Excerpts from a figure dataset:
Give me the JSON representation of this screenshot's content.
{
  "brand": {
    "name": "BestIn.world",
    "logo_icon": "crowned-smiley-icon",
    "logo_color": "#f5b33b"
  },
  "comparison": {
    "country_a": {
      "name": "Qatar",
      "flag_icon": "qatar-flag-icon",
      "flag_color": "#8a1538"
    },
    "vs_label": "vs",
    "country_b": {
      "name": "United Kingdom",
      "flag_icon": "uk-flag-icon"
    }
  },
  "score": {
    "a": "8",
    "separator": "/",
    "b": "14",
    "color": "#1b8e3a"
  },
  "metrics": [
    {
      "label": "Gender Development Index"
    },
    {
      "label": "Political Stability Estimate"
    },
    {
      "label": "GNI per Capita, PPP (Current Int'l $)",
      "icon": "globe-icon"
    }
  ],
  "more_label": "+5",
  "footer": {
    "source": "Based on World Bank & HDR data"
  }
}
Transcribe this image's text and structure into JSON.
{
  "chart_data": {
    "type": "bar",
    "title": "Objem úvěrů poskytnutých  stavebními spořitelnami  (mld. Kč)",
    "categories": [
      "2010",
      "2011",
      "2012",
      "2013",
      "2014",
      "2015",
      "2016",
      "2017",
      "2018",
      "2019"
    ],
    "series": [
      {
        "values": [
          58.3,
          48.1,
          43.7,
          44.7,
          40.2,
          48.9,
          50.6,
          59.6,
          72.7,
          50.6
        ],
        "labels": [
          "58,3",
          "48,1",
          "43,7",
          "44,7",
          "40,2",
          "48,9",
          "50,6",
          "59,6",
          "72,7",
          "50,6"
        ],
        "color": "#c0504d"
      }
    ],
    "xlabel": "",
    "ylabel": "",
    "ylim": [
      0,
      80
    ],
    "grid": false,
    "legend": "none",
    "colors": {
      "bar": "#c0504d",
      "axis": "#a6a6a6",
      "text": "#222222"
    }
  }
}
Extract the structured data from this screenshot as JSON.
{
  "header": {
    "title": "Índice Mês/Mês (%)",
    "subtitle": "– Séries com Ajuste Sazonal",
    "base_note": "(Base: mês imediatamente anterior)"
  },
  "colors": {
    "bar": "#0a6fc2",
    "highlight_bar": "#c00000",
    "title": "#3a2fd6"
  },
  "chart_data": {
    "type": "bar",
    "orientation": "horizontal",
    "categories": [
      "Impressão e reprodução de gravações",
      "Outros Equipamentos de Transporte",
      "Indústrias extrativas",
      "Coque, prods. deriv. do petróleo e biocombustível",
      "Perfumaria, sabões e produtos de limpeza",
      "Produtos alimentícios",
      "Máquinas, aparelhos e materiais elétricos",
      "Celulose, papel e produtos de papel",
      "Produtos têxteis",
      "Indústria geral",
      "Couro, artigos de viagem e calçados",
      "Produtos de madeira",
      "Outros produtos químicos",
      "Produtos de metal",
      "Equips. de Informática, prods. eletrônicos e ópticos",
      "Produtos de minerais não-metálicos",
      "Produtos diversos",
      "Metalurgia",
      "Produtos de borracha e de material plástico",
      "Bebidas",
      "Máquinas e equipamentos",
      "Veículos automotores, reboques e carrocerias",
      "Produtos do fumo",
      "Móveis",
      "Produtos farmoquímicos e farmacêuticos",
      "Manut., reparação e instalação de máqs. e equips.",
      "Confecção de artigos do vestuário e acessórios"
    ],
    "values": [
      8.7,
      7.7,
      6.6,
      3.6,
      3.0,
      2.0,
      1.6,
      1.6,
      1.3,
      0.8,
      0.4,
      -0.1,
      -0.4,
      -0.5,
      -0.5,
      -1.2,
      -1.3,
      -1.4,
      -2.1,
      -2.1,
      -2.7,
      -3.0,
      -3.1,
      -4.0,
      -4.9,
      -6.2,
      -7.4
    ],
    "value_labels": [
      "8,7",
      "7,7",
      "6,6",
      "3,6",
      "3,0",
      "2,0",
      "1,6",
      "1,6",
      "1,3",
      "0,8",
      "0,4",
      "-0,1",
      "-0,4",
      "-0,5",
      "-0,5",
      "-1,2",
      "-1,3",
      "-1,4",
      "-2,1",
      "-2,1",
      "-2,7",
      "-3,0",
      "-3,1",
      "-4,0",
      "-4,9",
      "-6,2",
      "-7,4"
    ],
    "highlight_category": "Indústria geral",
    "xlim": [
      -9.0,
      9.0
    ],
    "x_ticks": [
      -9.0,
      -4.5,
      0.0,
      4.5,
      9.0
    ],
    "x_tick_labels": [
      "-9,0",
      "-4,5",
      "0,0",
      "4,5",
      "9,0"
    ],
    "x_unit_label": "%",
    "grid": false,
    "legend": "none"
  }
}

TASK GOAL: Select every line above that contains the word "text", and copy it.

THE RESULT:
Transcribe this image's text and structure into JSON.
      "text": "#222222"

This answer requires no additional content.